__Task material__.
::::

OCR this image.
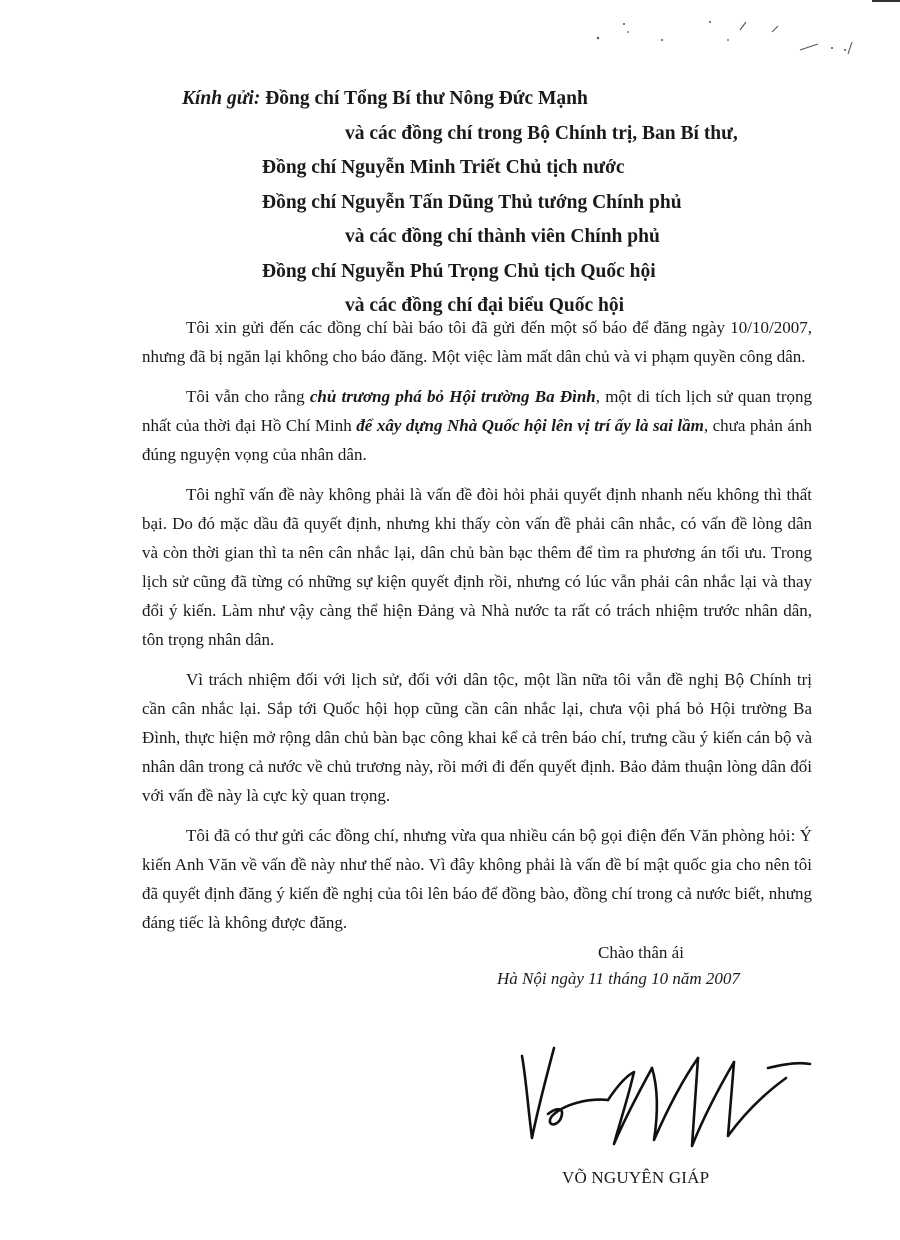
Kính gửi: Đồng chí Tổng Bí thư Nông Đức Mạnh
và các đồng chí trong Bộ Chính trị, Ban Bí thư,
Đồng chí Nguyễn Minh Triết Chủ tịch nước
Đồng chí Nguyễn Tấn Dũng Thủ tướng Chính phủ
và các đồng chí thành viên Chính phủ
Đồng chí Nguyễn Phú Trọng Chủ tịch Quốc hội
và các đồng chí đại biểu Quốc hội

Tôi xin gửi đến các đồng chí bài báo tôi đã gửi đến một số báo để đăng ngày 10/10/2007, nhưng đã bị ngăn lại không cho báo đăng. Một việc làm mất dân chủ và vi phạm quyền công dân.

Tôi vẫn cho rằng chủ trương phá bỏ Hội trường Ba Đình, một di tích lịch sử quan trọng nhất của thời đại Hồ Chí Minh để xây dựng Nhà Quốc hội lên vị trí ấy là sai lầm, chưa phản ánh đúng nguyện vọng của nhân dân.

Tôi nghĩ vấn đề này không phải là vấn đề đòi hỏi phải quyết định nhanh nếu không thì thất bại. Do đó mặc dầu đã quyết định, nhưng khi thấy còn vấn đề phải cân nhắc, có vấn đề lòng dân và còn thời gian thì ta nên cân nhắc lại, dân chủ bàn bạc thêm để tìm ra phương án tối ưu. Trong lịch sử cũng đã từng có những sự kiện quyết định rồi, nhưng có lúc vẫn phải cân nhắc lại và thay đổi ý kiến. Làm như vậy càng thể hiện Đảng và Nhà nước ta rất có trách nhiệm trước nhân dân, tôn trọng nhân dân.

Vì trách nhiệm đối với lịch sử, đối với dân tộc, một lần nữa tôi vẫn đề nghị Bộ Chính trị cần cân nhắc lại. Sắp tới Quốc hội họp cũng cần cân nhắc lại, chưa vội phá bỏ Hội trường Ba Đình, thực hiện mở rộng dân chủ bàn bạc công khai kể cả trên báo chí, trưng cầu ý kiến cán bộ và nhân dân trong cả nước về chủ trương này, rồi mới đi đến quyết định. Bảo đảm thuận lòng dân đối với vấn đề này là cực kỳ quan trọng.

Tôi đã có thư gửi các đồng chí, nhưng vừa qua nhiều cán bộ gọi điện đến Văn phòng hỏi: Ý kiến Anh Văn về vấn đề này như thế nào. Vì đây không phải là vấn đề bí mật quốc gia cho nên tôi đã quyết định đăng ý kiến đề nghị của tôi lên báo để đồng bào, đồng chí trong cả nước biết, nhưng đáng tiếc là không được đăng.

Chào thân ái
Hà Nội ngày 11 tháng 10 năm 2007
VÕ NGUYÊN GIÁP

::::

__Required task__.
Sift the material for lines with the string "hiện". Copy each one found.

__Written response__.
Tôi nghĩ vấn đề này không phải là vấn đề đòi hỏi phải quyết định nhanh nếu không thì thất bại. Do đó mặc dầu đã quyết định, nhưng khi thấy còn vấn đề phải cân nhắc, có vấn đề lòng dân và còn thời gian thì ta nên cân nhắc lại, dân chủ bàn bạc thêm để tìm ra phương án tối ưu. Trong lịch sử cũng đã từng có những sự kiện quyết định rồi, nhưng có lúc vẫn phải cân nhắc lại và thay đổi ý kiến. Làm như vậy càng thể hiện Đảng và Nhà nước ta rất có trách nhiệm trước nhân dân, tôn trọng nhân dân.
Vì trách nhiệm đối với lịch sử, đối với dân tộc, một lần nữa tôi vẫn đề nghị Bộ Chính trị cần cân nhắc lại. Sắp tới Quốc hội họp cũng cần cân nhắc lại, chưa vội phá bỏ Hội trường Ba Đình, thực hiện mở rộng dân chủ bàn bạc công khai kể cả trên báo chí, trưng cầu ý kiến cán bộ và nhân dân trong cả nước về chủ trương này, rồi mới đi đến quyết định. Bảo đảm thuận lòng dân đối với vấn đề này là cực kỳ quan trọng.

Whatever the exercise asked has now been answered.